- _Exercise objective_: Pull every line containing the word "juego" from the records.

::: Material

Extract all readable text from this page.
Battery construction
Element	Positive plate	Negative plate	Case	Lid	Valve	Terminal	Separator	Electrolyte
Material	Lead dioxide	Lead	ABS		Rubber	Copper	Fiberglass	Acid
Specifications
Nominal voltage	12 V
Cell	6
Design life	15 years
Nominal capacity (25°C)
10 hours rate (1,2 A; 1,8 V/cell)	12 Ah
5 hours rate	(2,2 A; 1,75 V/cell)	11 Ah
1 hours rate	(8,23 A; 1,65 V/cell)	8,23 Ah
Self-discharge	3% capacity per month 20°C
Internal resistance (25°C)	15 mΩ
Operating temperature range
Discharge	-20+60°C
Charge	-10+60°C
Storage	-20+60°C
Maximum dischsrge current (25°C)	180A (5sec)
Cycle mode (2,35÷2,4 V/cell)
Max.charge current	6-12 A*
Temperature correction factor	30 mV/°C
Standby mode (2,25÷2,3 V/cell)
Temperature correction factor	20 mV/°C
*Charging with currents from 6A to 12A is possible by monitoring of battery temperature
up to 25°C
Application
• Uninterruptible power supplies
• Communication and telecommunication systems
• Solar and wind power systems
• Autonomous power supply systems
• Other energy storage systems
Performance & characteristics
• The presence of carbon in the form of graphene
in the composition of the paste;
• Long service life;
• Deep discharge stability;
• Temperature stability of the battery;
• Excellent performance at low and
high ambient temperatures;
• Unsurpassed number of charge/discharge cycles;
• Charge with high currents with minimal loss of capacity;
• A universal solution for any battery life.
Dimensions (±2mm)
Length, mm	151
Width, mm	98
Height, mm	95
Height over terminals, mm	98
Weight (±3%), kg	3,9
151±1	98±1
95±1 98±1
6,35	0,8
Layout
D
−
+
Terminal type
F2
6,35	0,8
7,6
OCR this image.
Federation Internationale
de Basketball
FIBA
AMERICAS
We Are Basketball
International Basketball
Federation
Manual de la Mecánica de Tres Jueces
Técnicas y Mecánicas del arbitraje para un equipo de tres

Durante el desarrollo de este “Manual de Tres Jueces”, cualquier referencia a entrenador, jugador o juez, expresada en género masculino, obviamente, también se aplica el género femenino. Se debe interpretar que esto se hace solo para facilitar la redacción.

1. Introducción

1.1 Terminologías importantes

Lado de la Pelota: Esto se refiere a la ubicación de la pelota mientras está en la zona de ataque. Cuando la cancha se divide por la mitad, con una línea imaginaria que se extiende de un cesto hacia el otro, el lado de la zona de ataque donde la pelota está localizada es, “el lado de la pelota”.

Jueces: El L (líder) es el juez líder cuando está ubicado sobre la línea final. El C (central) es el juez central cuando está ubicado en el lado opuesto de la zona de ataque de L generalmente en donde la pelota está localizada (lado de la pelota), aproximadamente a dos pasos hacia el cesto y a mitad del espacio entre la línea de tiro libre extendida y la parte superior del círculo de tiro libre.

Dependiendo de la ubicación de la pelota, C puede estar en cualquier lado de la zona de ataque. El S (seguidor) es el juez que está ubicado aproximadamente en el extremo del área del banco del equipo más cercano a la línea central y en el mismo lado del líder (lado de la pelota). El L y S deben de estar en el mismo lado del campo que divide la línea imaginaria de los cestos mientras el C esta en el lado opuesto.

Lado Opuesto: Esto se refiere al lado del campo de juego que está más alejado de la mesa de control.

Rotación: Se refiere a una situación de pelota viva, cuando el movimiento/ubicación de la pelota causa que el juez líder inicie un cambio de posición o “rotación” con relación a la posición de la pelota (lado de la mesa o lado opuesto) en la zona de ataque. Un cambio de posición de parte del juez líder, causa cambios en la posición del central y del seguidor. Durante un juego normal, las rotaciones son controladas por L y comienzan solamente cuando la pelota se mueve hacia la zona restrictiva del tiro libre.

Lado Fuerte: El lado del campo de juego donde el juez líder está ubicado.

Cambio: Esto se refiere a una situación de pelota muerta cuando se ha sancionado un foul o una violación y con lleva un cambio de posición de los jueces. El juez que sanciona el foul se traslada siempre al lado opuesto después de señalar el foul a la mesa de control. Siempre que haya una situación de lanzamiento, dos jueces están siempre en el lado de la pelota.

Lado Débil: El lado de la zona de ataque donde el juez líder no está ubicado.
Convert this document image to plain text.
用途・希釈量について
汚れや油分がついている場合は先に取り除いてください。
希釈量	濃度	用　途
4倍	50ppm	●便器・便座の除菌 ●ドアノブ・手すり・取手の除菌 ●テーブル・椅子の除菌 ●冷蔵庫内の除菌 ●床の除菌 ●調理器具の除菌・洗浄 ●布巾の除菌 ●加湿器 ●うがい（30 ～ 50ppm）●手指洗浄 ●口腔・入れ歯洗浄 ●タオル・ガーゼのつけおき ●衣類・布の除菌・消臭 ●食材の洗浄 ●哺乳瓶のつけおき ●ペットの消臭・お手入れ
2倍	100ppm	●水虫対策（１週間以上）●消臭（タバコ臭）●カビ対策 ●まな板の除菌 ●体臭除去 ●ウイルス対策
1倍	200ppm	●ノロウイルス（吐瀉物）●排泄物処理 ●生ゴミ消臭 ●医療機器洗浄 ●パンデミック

::::::

- _Written response_:
Lado Opuesto: Esto se refiere al lado del campo de juego que está más alejado de la mesa de control.
Rotación: Se refiere a una situación de pelota viva, cuando el movimiento/ubicación de la pelota causa que el juez líder inicie un cambio de posición o “rotación” con relación a la posición de la pelota (lado de la mesa o lado opuesto) en la zona de ataque. Un cambio de posición de parte del juez líder, causa cambios en la posición del central y del seguidor. Durante un juego normal, las rotaciones son controladas por L y comienzan solamente cuando la pelota se mueve hacia la zona restrictiva del tiro libre.
Lado Fuerte: El lado del campo de juego donde el juez líder está ubicado.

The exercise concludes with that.